● **REQUIRED TASK**: Wherever a line below holds the word "Starts", copy that line.
=== DATA SECTION ===
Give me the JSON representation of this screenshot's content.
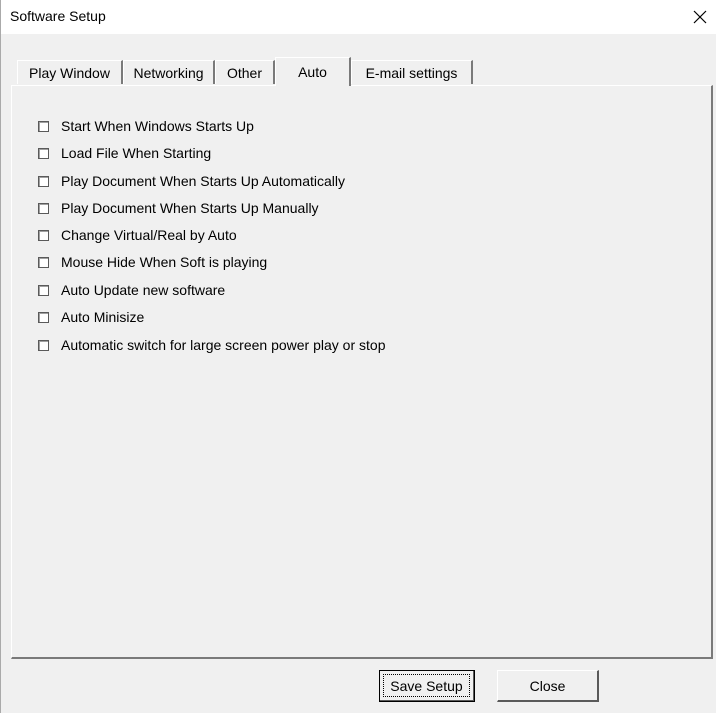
{
  "window": {
    "title": "Software Setup",
    "close_icon": "close-icon"
  },
  "tabs": [
    {
      "label": "Play Window",
      "active": false
    },
    {
      "label": "Networking",
      "active": false
    },
    {
      "label": "Other",
      "active": false
    },
    {
      "label": "Auto",
      "active": true
    },
    {
      "label": "E-mail settings",
      "active": false
    }
  ],
  "options": [
    {
      "label": "Start When Windows Starts Up",
      "checked": false
    },
    {
      "label": "Load File When Starting",
      "checked": false
    },
    {
      "label": "Play Document When Starts Up Automatically",
      "checked": false
    },
    {
      "label": "Play Document When Starts Up Manually",
      "checked": false
    },
    {
      "label": "Change Virtual/Real by Auto",
      "checked": false
    },
    {
      "label": "Mouse Hide When Soft is playing",
      "checked": false
    },
    {
      "label": "Auto Update new software",
      "checked": false
    },
    {
      "label": "Auto Minisize",
      "checked": false
    },
    {
      "label": "Automatic switch for large screen power play or stop",
      "checked": false
    }
  ],
  "buttons": {
    "save_label": "Save Setup",
    "close_label": "Close"
  }
}
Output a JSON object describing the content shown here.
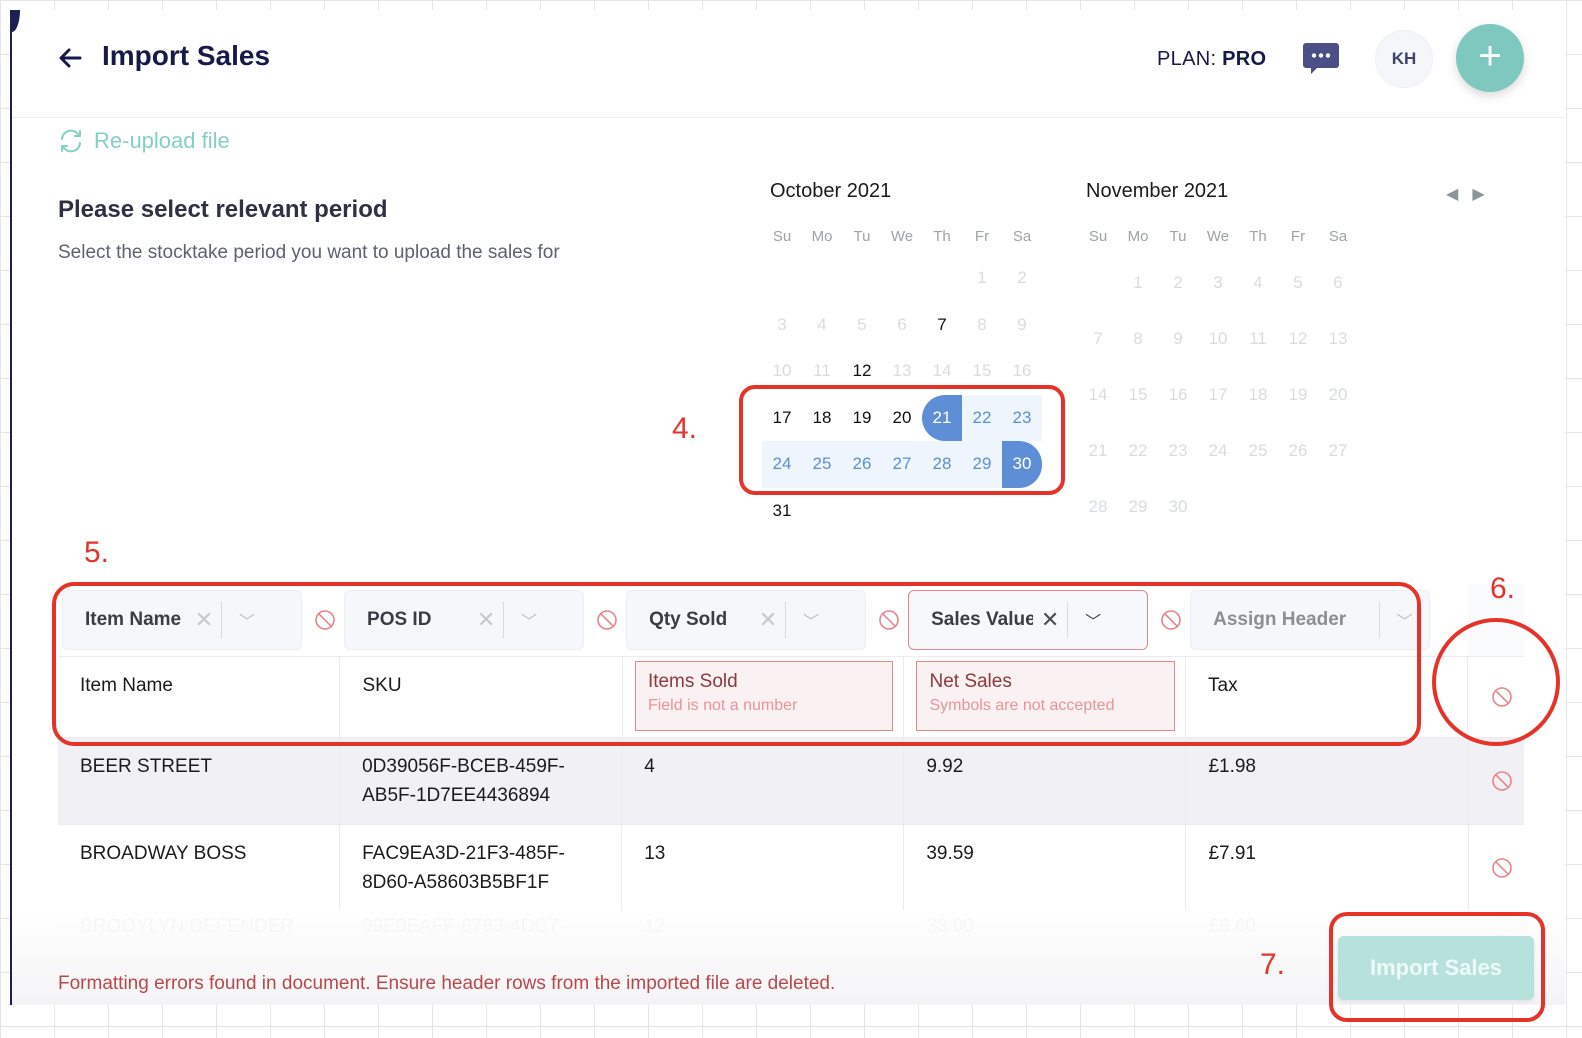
{
  "header": {
    "title": "Import Sales",
    "plan_label": "PLAN:",
    "plan_value": "PRO",
    "avatar_initials": "KH",
    "add_label": "+"
  },
  "reupload_label": "Re-upload file",
  "period": {
    "title": "Please select relevant period",
    "description": "Select the stocktake period you want to upload the sales for"
  },
  "calendars": [
    {
      "title": "October 2021",
      "weekdays": [
        "Su",
        "Mo",
        "Tu",
        "We",
        "Th",
        "Fr",
        "Sa"
      ],
      "leading_blanks": 5,
      "days": 31,
      "available_days": [
        7,
        12,
        17,
        18,
        19,
        20,
        31
      ],
      "range_start": 21,
      "range_end": 30
    },
    {
      "title": "November 2021",
      "weekdays": [
        "Su",
        "Mo",
        "Tu",
        "We",
        "Th",
        "Fr",
        "Sa"
      ],
      "leading_blanks": 1,
      "days": 30,
      "available_days": [],
      "range_start": null,
      "range_end": null
    }
  ],
  "calendar_nav": {
    "prev": "◀",
    "next": "▶"
  },
  "table": {
    "header_selects": [
      {
        "value": "Item Name",
        "error": false,
        "placeholder": false
      },
      {
        "value": "POS ID",
        "error": false,
        "placeholder": false
      },
      {
        "value": "Qty Sold",
        "error": false,
        "placeholder": false
      },
      {
        "value": "Sales Value",
        "error": true,
        "placeholder": false
      },
      {
        "value": "Assign Header",
        "error": false,
        "placeholder": true
      }
    ],
    "file_header_row": [
      {
        "value": "Item Name",
        "error": null
      },
      {
        "value": "SKU",
        "error": null
      },
      {
        "value": "Items Sold",
        "error": "Field is not a number"
      },
      {
        "value": "Net Sales",
        "error": "Symbols are not accepted"
      },
      {
        "value": "Tax",
        "error": null
      }
    ],
    "rows": [
      [
        "BEER STREET",
        "0D39056F-BCEB-459F-AB5F-1D7EE4436894",
        "4",
        "9.92",
        "£1.98"
      ],
      [
        "BROADWAY BOSS",
        "FAC9EA3D-21F3-485F-8D60-A58603B5BF1F",
        "13",
        "39.59",
        "£7.91"
      ],
      [
        "BROOYLYN DEFENDER",
        "99E0EAFF-6763-4DC7-",
        "12",
        "33.00",
        "£6.60"
      ]
    ]
  },
  "footer": {
    "error_message": "Formatting errors found in document. Ensure header rows from the imported file are deleted.",
    "import_button": "Import Sales"
  },
  "annotations": [
    "4.",
    "5.",
    "6.",
    "7."
  ],
  "colors": {
    "brand_navy": "#151a4a",
    "accent_teal": "#7ec8c0",
    "range_blue": "#5e8fd6",
    "error_red": "#b8484c",
    "annotation_red": "#e5332a"
  }
}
===
● **ANSWER TO THE EXERCISE**:
      "label": "Start When Windows Starts Up",
      "label": "Play Document When Starts Up Automatically",
      "label": "Play Document When Starts Up Manually",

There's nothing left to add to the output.